= The records =
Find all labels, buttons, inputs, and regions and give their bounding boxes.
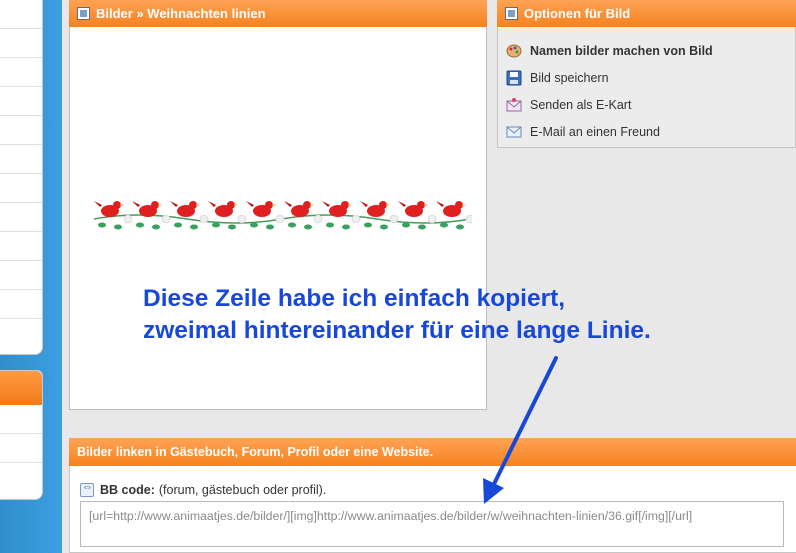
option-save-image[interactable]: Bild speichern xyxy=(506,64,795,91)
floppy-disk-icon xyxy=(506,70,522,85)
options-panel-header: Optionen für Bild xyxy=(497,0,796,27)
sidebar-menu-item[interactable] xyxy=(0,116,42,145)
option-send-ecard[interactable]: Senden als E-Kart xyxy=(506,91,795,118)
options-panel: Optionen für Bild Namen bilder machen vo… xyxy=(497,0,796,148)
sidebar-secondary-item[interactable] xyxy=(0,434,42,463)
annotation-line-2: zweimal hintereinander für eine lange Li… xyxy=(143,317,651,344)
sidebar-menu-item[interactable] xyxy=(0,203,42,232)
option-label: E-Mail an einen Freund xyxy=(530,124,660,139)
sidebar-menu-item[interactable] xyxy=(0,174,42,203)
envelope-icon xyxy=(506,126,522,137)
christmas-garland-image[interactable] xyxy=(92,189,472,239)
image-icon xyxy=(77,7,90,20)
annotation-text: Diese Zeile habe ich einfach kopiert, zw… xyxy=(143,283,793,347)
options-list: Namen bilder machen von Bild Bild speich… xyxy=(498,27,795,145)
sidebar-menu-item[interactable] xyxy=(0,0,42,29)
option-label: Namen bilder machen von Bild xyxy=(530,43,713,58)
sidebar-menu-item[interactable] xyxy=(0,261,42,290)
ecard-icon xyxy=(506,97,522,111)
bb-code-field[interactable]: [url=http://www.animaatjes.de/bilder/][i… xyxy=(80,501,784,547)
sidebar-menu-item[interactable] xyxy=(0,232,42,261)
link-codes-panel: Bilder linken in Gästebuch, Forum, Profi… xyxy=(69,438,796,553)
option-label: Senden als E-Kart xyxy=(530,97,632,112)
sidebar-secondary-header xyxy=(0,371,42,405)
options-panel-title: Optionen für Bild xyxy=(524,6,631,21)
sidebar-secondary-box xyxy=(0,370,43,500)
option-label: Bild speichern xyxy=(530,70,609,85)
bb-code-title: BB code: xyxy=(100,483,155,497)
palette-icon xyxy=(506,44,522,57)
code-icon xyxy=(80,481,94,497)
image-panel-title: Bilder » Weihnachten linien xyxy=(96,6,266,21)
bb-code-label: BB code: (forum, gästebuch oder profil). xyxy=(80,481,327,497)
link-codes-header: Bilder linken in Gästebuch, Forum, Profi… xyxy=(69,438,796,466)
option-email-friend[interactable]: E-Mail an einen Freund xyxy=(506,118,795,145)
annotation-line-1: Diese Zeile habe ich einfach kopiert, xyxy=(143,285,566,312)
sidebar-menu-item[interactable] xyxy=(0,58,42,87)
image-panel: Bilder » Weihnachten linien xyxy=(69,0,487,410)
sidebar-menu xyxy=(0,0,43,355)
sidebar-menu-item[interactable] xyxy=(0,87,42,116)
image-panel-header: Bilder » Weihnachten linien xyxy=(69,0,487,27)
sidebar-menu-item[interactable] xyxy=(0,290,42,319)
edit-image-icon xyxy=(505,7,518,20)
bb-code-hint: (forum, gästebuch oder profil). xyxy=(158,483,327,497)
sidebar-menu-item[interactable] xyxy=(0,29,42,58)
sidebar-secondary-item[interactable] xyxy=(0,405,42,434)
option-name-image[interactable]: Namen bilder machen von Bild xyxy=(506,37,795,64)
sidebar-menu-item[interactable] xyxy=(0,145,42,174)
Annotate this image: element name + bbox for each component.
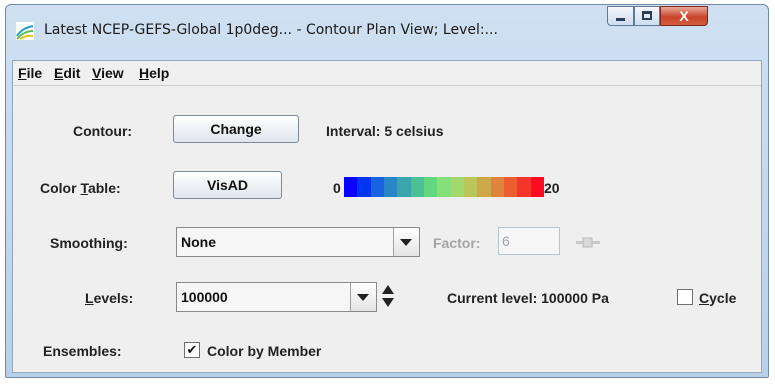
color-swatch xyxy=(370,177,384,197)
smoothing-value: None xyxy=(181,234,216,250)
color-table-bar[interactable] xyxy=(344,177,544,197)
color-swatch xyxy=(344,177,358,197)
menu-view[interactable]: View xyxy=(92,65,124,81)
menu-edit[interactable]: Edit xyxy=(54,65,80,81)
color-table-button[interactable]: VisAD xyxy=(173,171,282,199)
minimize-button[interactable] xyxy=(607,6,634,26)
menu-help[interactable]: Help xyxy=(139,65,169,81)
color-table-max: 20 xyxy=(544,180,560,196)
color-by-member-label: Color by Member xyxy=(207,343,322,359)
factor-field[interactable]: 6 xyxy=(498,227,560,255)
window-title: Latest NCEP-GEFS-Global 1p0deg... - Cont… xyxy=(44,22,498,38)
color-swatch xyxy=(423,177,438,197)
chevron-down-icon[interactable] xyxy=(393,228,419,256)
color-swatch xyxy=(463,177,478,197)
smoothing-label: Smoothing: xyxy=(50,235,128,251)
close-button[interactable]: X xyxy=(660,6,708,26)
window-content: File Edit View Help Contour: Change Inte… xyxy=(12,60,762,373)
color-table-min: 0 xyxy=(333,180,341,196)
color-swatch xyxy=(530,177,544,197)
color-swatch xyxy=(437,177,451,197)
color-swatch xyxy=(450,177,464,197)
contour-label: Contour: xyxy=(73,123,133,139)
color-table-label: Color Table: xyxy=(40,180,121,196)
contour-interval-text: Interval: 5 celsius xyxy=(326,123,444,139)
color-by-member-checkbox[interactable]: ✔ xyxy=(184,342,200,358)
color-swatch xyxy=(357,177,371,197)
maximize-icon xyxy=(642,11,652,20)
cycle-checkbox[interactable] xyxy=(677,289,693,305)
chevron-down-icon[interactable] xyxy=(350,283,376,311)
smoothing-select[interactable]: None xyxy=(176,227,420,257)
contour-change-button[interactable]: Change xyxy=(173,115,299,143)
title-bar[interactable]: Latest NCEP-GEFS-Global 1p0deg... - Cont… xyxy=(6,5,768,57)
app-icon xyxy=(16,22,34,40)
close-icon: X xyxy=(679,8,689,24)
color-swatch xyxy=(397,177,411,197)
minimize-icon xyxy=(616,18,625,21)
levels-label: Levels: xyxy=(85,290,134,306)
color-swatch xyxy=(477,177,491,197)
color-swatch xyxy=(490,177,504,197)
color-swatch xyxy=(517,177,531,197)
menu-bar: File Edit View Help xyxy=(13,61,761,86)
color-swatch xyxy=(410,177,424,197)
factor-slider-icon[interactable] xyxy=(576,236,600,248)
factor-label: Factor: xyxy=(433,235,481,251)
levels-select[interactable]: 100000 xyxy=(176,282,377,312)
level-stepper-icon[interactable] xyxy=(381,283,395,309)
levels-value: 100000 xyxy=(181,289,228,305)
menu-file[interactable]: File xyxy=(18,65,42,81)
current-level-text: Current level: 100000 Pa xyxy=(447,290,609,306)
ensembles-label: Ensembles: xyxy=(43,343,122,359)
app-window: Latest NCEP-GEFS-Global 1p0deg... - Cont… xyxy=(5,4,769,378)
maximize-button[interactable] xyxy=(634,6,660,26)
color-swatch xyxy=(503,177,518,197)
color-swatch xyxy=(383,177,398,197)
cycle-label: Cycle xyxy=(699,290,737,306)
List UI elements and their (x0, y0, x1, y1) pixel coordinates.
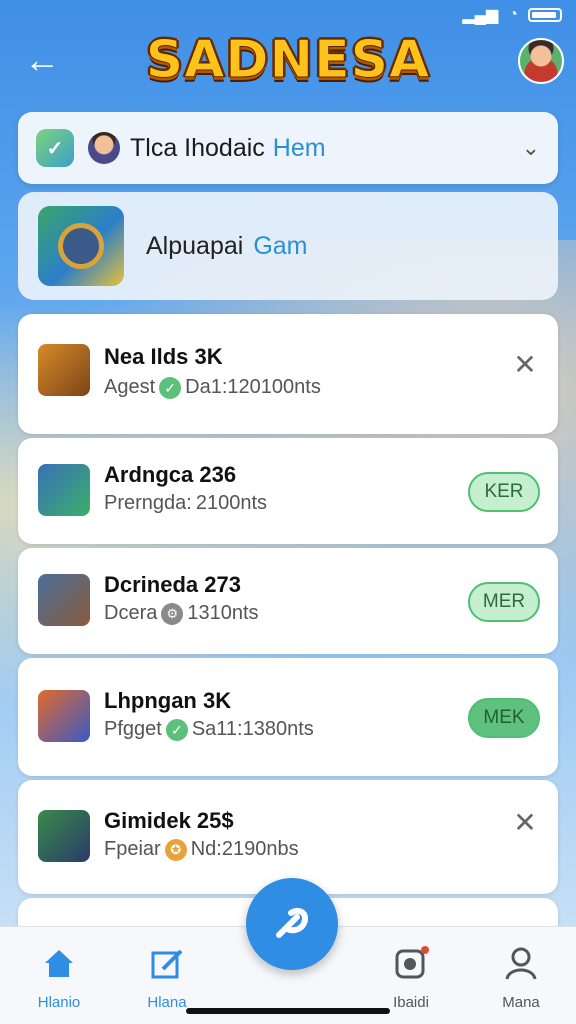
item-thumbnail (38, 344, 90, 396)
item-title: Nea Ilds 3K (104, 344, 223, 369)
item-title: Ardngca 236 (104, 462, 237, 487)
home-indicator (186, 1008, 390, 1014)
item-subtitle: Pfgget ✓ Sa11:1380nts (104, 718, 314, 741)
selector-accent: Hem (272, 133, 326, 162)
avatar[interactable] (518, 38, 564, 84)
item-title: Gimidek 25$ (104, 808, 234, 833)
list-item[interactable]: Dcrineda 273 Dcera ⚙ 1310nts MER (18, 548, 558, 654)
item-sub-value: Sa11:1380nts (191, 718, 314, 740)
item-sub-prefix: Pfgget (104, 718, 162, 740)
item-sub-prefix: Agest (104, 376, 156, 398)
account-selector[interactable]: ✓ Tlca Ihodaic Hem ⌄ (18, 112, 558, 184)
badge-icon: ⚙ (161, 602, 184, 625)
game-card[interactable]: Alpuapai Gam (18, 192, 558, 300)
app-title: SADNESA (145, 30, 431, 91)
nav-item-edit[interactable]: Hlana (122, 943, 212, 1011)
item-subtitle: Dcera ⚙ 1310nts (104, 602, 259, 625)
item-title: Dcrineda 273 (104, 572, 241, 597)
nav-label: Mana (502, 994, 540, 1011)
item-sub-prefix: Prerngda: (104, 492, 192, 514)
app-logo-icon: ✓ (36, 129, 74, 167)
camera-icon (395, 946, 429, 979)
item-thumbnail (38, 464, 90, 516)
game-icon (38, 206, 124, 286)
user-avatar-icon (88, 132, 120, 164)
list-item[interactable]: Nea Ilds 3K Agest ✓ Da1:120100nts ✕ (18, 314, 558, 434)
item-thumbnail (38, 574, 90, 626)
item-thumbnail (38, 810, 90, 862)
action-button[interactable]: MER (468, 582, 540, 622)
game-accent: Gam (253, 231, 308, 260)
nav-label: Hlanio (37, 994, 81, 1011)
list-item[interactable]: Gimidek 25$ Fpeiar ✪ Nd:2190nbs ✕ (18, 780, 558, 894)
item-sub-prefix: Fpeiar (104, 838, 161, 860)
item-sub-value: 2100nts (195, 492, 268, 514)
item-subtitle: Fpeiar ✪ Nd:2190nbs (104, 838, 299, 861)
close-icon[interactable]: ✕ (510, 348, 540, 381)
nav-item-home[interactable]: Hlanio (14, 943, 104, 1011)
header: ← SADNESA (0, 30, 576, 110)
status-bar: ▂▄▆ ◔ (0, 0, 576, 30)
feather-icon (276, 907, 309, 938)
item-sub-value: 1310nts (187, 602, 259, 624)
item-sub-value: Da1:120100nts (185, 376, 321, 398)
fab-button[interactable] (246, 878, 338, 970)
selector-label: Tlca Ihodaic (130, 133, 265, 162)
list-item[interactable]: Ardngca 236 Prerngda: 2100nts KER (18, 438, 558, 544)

= Required work =
Can you rewrite the entries from the line with "item-thumbnail (38, 344, 90, 396)" up to and including the line with "selector-accent: Hem (272, 133, 326, 162)", swapping "item-title" for "item-heading" and leaving everything else unchanged?

= Result of the exercise =
item-thumbnail (38, 344, 90, 396)
item-heading: Nea Ilds 3K (104, 344, 223, 369)
item-heading: Ardngca 236 (104, 462, 237, 487)
home-indicator (186, 1008, 390, 1014)
item-subtitle: Pfgget ✓ Sa11:1380nts (104, 718, 314, 741)
selector-accent: Hem (272, 133, 326, 162)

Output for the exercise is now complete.